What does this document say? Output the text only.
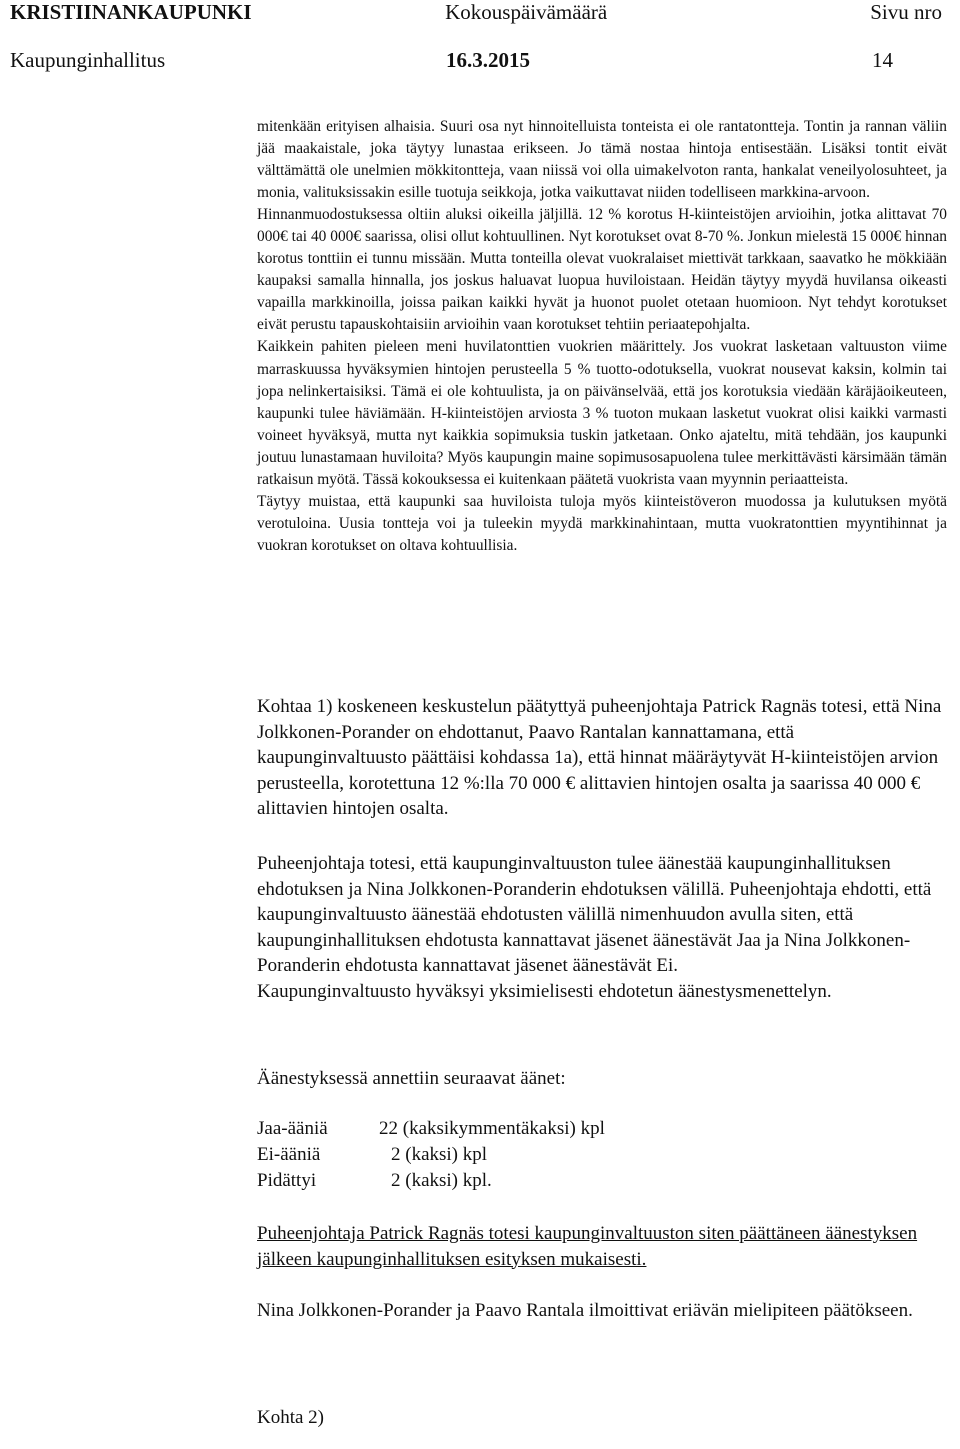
KRISTIINANKAUPUNKI	Kokouspäivämäärä	Sivu nro
Kaupunginhallitus	16.3.2015	14

mitenkään erityisen alhaisia. Suuri osa nyt hinnoitelluista tonteista ei ole rantatontteja. Tontin ja rannan väliin jää maakaistale, joka täytyy lunastaa erikseen. Jo tämä nostaa hintoja entisestään. Lisäksi tontit eivät välttämättä ole unelmien mökkitontteja, vaan niissä voi olla uimakelvoton ranta, hankalat veneilyolosuhteet, ja monia, valituksissakin esille tuotuja seikkoja, jotka vaikuttavat niiden todelliseen markkina-arvoon.

Hinnanmuodostuksessa oltiin aluksi oikeilla jäljillä. 12 % korotus H-kiinteistöjen arvioihin, jotka alittavat 70 000€ tai 40 000€ saarissa, olisi ollut kohtuullinen. Nyt korotukset ovat 8-70 %. Jonkun mielestä 15 000€ hinnan korotus tonttiin ei tunnu missään. Mutta tonteilla olevat vuokralaiset miettivät tarkkaan, saavatko he mökkiään kaupaksi samalla hinnalla, jos joskus haluavat luopua huviloistaan. Heidän täytyy myydä huvilansa oikeasti vapailla markkinoilla, joissa paikan kaikki hyvät ja huonot puolet otetaan huomioon. Nyt tehdyt korotukset eivät perustu tapauskohtaisiin arvioihin vaan korotukset tehtiin periaatepohjalta.

Kaikkein pahiten pieleen meni huvilatonttien vuokrien määrittely. Jos vuokrat lasketaan valtuuston viime marraskuussa hyväksymien hintojen perusteella 5 % tuotto-odotuksella, vuokrat nousevat kaksin, kolmin tai jopa nelinkertaisiksi. Tämä ei ole kohtuulista, ja on päivänselvää, että jos korotuksia viedään käräjäoikeuteen, kaupunki tulee häviämään. H-kiinteistöjen arviosta 3 % tuoton mukaan lasketut vuokrat olisi kaikki varmasti voineet hyväksyä, mutta nyt kaikkia sopimuksia tuskin jatketaan. Onko ajateltu, mitä tehdään, jos kaupunki joutuu lunastamaan huviloita? Myös kaupungin maine sopimusosapuolena tulee merkittävästi kärsimään tämän ratkaisun myötä. Tässä kokouksessa ei kuitenkaan päätetä vuokrista vaan myynnin periaatteista.

Täytyy muistaa, että kaupunki saa huviloista tuloja myös kiinteistöveron muodossa ja kulutuksen myötä verotuloina. Uusia tontteja voi ja tuleekin myydä markkinahintaan, mutta vuokratonttien myyntihinnat ja vuokran korotukset on oltava kohtuullisia.

Kohtaa 1) koskeneen keskustelun päätyttyä puheenjohtaja Patrick Ragnäs totesi, että Nina Jolkkonen-Porander on ehdottanut, Paavo Rantalan kannattamana, että kaupunginvaltuusto päättäisi kohdassa 1a), että hinnat määräytyvät H-kiinteistöjen arvion perusteella, korotettuna 12 %:lla 70 000 € alittavien hintojen osalta ja saarissa 40 000 € alittavien hintojen osalta.

Puheenjohtaja totesi, että kaupunginvaltuuston tulee äänestää kaupunginhallituksen ehdotuksen ja Nina Jolkkonen-Poranderin ehdotuksen välillä. Puheenjohtaja ehdotti, että kaupunginvaltuusto äänestää ehdotusten välillä nimenhuudon avulla siten, että kaupunginhallituksen ehdotusta kannattavat jäsenet äänestävät Jaa ja Nina Jolkkonen-Poranderin ehdotusta kannattavat jäsenet äänestävät Ei.

Kaupunginvaltuusto hyväksyi yksimielisesti ehdotetun äänestysmenettelyn.

Äänestyksessä annettiin seuraavat äänet:

Jaa-ääniä	22 (kaksikymmentäkaksi) kpl
Ei-ääniä	2 (kaksi) kpl
Pidättyi	2 (kaksi) kpl.

Puheenjohtaja Patrick Ragnäs totesi kaupunginvaltuuston siten päättäneen äänestyksen jälkeen kaupunginhallituksen esityksen mukaisesti.

Nina Jolkkonen-Porander ja Paavo Rantala ilmoittivat eriävän mielipiteen päätökseen.

Kohta 2)
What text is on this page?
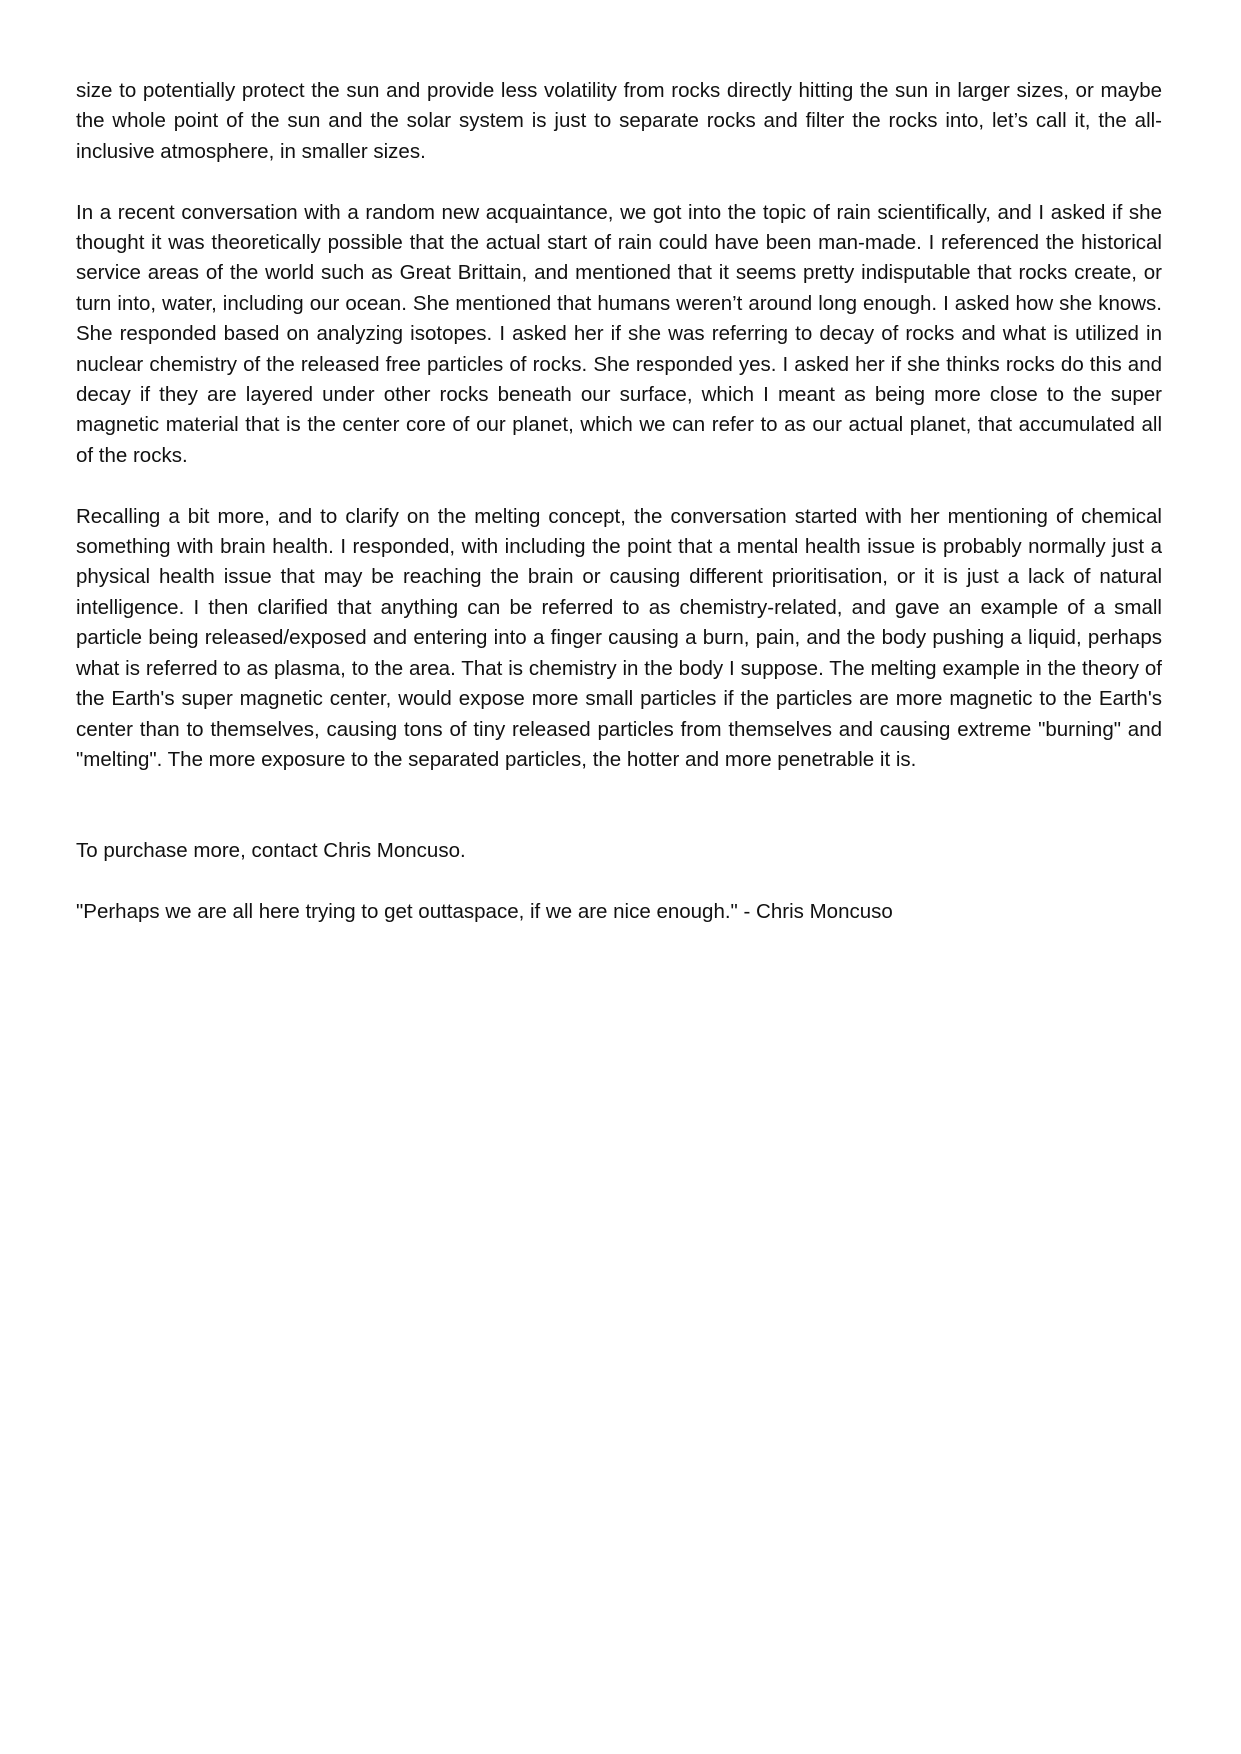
size to potentially protect the sun and provide less volatility from rocks directly hitting the sun in larger sizes, or maybe the whole point of the sun and the solar system is just to separate rocks and filter the rocks into, let’s call it, the all-inclusive atmosphere, in smaller sizes.

In a recent conversation with a random new acquaintance, we got into the topic of rain scientifically, and I asked if she thought it was theoretically possible that the actual start of rain could have been man-made. I referenced the historical service areas of the world such as Great Brittain, and mentioned that it seems pretty indisputable that rocks create, or turn into, water, including our ocean. She mentioned that humans weren’t around long enough. I asked how she knows. She responded based on analyzing isotopes. I asked her if she was referring to decay of rocks and what is utilized in nuclear chemistry of the released free particles of rocks. She responded yes. I asked her if she thinks rocks do this and decay if they are layered under other rocks beneath our surface, which I meant as being more close to the super magnetic material that is the center core of our planet, which we can refer to as our actual planet, that accumulated all of the rocks.

Recalling a bit more, and to clarify on the melting concept, the conversation started with her mentioning of chemical something with brain health. I responded, with including the point that a mental health issue is probably normally just a physical health issue that may be reaching the brain or causing different prioritisation, or it is just a lack of natural intelligence. I then clarified that anything can be referred to as chemistry-related, and gave an example of a small particle being released/exposed and entering into a finger causing a burn, pain, and the body pushing a liquid, perhaps what is referred to as plasma, to the area. That is chemistry in the body I suppose. The melting example in the theory of the Earth's super magnetic center, would expose more small particles if the particles are more magnetic to the Earth's center than to themselves, causing tons of tiny released particles from themselves and causing extreme "burning" and "melting". The more exposure to the separated particles, the hotter and more penetrable it is.

To purchase more, contact Chris Moncuso.

"Perhaps we are all here trying to get outtaspace, if we are nice enough." - Chris Moncuso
• • • •
#### Exercise:
Look through the data and show every line containing "myydä".

#### Exercise output:
Hinnanmuodostuksessa oltiin aluksi oikeilla jäljillä. 12 % korotus H-kiinteistöjen arvioihin, jotka alittavat 70 000€ tai 40 000€ saarissa, olisi ollut kohtuullinen. Nyt korotukset ovat 8-70 %. Jonkun mielestä 15 000€ hinnan korotus tonttiin ei tunnu missään. Mutta tonteilla olevat vuokralaiset miettivät tarkkaan, saavatko he mökkiään kaupaksi samalla hinnalla, jos joskus haluavat luopua huviloistaan. Heidän täytyy myydä huvilansa oikeasti vapailla markkinoilla, joissa paikan kaikki hyvät ja huonot puolet otetaan huomioon. Nyt tehdyt korotukset eivät perustu tapauskohtaisiin arvioihin vaan korotukset tehtiin periaatepohjalta.
Täytyy muistaa, että kaupunki saa huviloista tuloja myös kiinteistöveron muodossa ja kulutuksen myötä verotuloina. Uusia tontteja voi ja tuleekin myydä markkinahintaan, mutta vuokratonttien myyntihinnat ja vuokran korotukset on oltava kohtuullisia.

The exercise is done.